• [Task inputs]:
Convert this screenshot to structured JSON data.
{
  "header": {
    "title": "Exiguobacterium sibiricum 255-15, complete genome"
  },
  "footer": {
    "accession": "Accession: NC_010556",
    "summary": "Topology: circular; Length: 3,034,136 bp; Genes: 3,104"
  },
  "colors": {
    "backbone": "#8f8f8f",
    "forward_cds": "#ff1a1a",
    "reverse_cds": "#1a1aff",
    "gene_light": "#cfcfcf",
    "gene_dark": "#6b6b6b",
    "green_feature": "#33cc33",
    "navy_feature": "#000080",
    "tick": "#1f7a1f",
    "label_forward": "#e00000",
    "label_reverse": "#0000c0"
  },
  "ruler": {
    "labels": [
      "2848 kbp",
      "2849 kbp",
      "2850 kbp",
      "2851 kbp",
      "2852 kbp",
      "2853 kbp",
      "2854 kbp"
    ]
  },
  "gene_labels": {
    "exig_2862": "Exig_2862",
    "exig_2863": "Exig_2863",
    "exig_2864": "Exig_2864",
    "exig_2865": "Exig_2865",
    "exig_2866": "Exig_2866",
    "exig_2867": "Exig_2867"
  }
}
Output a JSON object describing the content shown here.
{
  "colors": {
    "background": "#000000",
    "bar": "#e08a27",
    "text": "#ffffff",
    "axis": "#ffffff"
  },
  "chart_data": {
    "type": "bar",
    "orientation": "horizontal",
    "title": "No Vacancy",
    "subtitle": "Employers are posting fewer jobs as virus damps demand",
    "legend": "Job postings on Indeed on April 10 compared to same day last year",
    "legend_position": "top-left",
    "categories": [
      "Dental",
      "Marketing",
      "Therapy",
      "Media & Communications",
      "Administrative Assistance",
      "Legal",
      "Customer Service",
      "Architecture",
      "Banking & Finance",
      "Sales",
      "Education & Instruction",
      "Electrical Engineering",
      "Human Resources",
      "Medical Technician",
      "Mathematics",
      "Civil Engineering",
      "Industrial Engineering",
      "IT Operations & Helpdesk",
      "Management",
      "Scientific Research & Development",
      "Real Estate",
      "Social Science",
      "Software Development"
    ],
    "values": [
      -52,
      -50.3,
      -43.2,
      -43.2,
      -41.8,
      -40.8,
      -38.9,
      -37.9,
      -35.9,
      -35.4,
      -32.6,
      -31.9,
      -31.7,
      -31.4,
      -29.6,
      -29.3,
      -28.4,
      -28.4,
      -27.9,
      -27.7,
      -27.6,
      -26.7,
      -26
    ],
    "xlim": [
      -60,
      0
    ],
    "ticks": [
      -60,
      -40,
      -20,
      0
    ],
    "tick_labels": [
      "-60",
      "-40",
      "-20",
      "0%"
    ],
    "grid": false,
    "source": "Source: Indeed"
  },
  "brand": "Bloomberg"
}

• [Goal of the exercise]: In full and without alteration, retype the entries above.

• [Exercise output]:
Convert this screenshot to structured JSON data.
{
  "header": {
    "title": "Exiguobacterium sibiricum 255-15, complete genome"
  },
  "footer": {
    "accession": "Accession: NC_010556",
    "summary": "Topology: circular; Length: 3,034,136 bp; Genes: 3,104"
  },
  "colors": {
    "backbone": "#8f8f8f",
    "forward_cds": "#ff1a1a",
    "reverse_cds": "#1a1aff",
    "gene_light": "#cfcfcf",
    "gene_dark": "#6b6b6b",
    "green_feature": "#33cc33",
    "navy_feature": "#000080",
    "tick": "#1f7a1f",
    "label_forward": "#e00000",
    "label_reverse": "#0000c0"
  },
  "ruler": {
    "labels": [
      "2848 kbp",
      "2849 kbp",
      "2850 kbp",
      "2851 kbp",
      "2852 kbp",
      "2853 kbp",
      "2854 kbp"
    ]
  },
  "gene_labels": {
    "exig_2862": "Exig_2862",
    "exig_2863": "Exig_2863",
    "exig_2864": "Exig_2864",
    "exig_2865": "Exig_2865",
    "exig_2866": "Exig_2866",
    "exig_2867": "Exig_2867"
  }
}
Output a JSON object describing the content shown here.
{
  "colors": {
    "background": "#000000",
    "bar": "#e08a27",
    "text": "#ffffff",
    "axis": "#ffffff"
  },
  "chart_data": {
    "type": "bar",
    "orientation": "horizontal",
    "title": "No Vacancy",
    "subtitle": "Employers are posting fewer jobs as virus damps demand",
    "legend": "Job postings on Indeed on April 10 compared to same day last year",
    "legend_position": "top-left",
    "categories": [
      "Dental",
      "Marketing",
      "Therapy",
      "Media & Communications",
      "Administrative Assistance",
      "Legal",
      "Customer Service",
      "Architecture",
      "Banking & Finance",
      "Sales",
      "Education & Instruction",
      "Electrical Engineering",
      "Human Resources",
      "Medical Technician",
      "Mathematics",
      "Civil Engineering",
      "Industrial Engineering",
      "IT Operations & Helpdesk",
      "Management",
      "Scientific Research & Development",
      "Real Estate",
      "Social Science",
      "Software Development"
    ],
    "values": [
      -52,
      -50.3,
      -43.2,
      -43.2,
      -41.8,
      -40.8,
      -38.9,
      -37.9,
      -35.9,
      -35.4,
      -32.6,
      -31.9,
      -31.7,
      -31.4,
      -29.6,
      -29.3,
      -28.4,
      -28.4,
      -27.9,
      -27.7,
      -27.6,
      -26.7,
      -26
    ],
    "xlim": [
      -60,
      0
    ],
    "ticks": [
      -60,
      -40,
      -20,
      0
    ],
    "tick_labels": [
      "-60",
      "-40",
      "-20",
      "0%"
    ],
    "grid": false,
    "source": "Source: Indeed"
  },
  "brand": "Bloomberg"
}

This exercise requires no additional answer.